* _Layout annotation material_:

____________

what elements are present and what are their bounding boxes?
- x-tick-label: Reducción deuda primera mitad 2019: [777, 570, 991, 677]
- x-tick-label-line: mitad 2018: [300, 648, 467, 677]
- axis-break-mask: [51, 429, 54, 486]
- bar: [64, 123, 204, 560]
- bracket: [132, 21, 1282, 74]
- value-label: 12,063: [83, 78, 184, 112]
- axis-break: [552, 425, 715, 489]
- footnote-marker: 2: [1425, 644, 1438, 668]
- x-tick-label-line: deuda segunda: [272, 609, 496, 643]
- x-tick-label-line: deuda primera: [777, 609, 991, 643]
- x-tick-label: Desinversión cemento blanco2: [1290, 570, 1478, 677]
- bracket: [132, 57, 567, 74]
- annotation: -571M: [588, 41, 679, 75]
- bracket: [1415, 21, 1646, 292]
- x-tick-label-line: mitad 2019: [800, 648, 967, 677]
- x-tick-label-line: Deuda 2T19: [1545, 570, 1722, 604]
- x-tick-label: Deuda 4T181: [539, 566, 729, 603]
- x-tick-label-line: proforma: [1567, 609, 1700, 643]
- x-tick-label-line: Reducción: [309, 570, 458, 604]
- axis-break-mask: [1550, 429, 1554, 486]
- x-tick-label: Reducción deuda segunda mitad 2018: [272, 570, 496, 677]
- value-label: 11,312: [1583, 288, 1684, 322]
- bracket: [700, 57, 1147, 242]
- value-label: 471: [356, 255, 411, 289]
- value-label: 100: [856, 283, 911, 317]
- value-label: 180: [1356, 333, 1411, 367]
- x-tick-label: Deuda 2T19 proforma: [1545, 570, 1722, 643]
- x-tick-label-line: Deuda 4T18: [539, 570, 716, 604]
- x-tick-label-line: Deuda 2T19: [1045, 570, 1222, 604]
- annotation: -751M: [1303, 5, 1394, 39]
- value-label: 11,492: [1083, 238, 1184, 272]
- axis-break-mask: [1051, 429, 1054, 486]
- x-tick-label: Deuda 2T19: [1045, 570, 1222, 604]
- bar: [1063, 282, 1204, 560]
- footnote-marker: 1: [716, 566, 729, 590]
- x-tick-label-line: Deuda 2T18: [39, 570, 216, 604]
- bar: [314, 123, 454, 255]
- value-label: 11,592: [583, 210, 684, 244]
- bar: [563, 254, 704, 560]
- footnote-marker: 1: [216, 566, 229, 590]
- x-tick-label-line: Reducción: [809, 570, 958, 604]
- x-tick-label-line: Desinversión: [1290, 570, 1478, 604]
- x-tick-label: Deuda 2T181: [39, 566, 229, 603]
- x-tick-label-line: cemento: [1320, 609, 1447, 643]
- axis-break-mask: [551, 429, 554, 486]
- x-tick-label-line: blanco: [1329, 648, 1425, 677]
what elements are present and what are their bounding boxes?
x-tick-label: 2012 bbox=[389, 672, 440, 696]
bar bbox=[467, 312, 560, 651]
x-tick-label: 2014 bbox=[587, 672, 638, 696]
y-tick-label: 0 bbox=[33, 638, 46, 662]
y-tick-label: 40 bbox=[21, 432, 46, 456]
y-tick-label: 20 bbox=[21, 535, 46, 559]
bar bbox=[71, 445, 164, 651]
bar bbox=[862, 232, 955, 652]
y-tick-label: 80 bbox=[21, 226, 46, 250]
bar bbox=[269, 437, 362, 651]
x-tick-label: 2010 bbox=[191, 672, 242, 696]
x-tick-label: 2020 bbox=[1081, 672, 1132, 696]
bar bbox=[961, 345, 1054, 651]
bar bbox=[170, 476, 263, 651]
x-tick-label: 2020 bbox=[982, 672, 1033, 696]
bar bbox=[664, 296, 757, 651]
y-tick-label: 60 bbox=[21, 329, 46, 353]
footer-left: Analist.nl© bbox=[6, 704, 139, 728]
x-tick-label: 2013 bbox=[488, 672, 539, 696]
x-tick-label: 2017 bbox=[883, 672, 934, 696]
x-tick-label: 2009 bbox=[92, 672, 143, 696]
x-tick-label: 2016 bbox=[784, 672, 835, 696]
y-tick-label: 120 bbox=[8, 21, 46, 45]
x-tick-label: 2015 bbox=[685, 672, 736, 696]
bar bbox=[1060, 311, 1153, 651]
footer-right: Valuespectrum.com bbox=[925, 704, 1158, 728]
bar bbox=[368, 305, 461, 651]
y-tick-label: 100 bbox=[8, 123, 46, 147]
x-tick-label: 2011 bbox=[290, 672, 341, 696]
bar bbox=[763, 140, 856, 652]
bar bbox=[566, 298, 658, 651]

____________

* _EXERCISE PROMPT_: Copy all of the material above line for line, without changing anything.

* _COMPLETED TASK_:
what elements are present and what are their bounding boxes?
- x-tick-label: Reducción deuda primera mitad 2019: [777, 570, 991, 677]
- x-tick-label-line: mitad 2018: [300, 648, 467, 677]
- axis-break-mask: [51, 429, 54, 486]
- bar: [64, 123, 204, 560]
- bracket: [132, 21, 1282, 74]
- value-label: 12,063: [83, 78, 184, 112]
- axis-break: [552, 425, 715, 489]
- footnote-marker: 2: [1425, 644, 1438, 668]
- x-tick-label-line: deuda segunda: [272, 609, 496, 643]
- x-tick-label-line: deuda primera: [777, 609, 991, 643]
- x-tick-label: Desinversión cemento blanco2: [1290, 570, 1478, 677]
- bracket: [132, 57, 567, 74]
- annotation: -571M: [588, 41, 679, 75]
- bracket: [1415, 21, 1646, 292]
- x-tick-label-line: mitad 2019: [800, 648, 967, 677]
- x-tick-label-line: Deuda 2T19: [1545, 570, 1722, 604]
- x-tick-label: Deuda 4T181: [539, 566, 729, 603]
- x-tick-label-line: proforma: [1567, 609, 1700, 643]
- x-tick-label-line: Reducción: [309, 570, 458, 604]
- axis-break-mask: [1550, 429, 1554, 486]
- x-tick-label: Reducción deuda segunda mitad 2018: [272, 570, 496, 677]
- value-label: 11,312: [1583, 288, 1684, 322]
- bracket: [700, 57, 1147, 242]
- value-label: 471: [356, 255, 411, 289]
- value-label: 100: [856, 283, 911, 317]
- value-label: 180: [1356, 333, 1411, 367]
- x-tick-label: Deuda 2T19 proforma: [1545, 570, 1722, 643]
- x-tick-label-line: Deuda 4T18: [539, 570, 716, 604]
- x-tick-label-line: Deuda 2T19: [1045, 570, 1222, 604]
- annotation: -751M: [1303, 5, 1394, 39]
- value-label: 11,492: [1083, 238, 1184, 272]
- axis-break-mask: [1051, 429, 1054, 486]
- x-tick-label: Deuda 2T19: [1045, 570, 1222, 604]
- bar: [1063, 282, 1204, 560]
- footnote-marker: 1: [716, 566, 729, 590]
- x-tick-label-line: Deuda 2T18: [39, 570, 216, 604]
- bar: [314, 123, 454, 255]
- value-label: 11,592: [583, 210, 684, 244]
- bar: [563, 254, 704, 560]
- footnote-marker: 1: [216, 566, 229, 590]
- x-tick-label-line: Reducción: [809, 570, 958, 604]
- x-tick-label-line: Desinversión: [1290, 570, 1478, 604]
- x-tick-label: Deuda 2T181: [39, 566, 229, 603]
- x-tick-label-line: cemento: [1320, 609, 1447, 643]
- axis-break-mask: [551, 429, 554, 486]
- x-tick-label-line: blanco: [1329, 648, 1425, 677]
what elements are present and what are their bounding boxes?
x-tick-label: 2012 bbox=[389, 672, 440, 696]
bar bbox=[467, 312, 560, 651]
x-tick-label: 2014 bbox=[587, 672, 638, 696]
y-tick-label: 0 bbox=[33, 638, 46, 662]
y-tick-label: 40 bbox=[21, 432, 46, 456]
y-tick-label: 20 bbox=[21, 535, 46, 559]
bar bbox=[71, 445, 164, 651]
bar bbox=[862, 232, 955, 652]
y-tick-label: 80 bbox=[21, 226, 46, 250]
bar bbox=[269, 437, 362, 651]
x-tick-label: 2010 bbox=[191, 672, 242, 696]
x-tick-label: 2020 bbox=[1081, 672, 1132, 696]
bar bbox=[961, 345, 1054, 651]
bar bbox=[170, 476, 263, 651]
x-tick-label: 2020 bbox=[982, 672, 1033, 696]
bar bbox=[664, 296, 757, 651]
y-tick-label: 60 bbox=[21, 329, 46, 353]
footer-left: Analist.nl© bbox=[6, 704, 139, 728]
x-tick-label: 2013 bbox=[488, 672, 539, 696]
x-tick-label: 2017 bbox=[883, 672, 934, 696]
x-tick-label: 2009 bbox=[92, 672, 143, 696]
x-tick-label: 2016 bbox=[784, 672, 835, 696]
y-tick-label: 120 bbox=[8, 21, 46, 45]
x-tick-label: 2015 bbox=[685, 672, 736, 696]
bar bbox=[1060, 311, 1153, 651]
footer-right: Valuespectrum.com bbox=[925, 704, 1158, 728]
bar bbox=[368, 305, 461, 651]
y-tick-label: 100 bbox=[8, 123, 46, 147]
x-tick-label: 2011 bbox=[290, 672, 341, 696]
bar bbox=[763, 140, 856, 652]
bar bbox=[566, 298, 658, 651]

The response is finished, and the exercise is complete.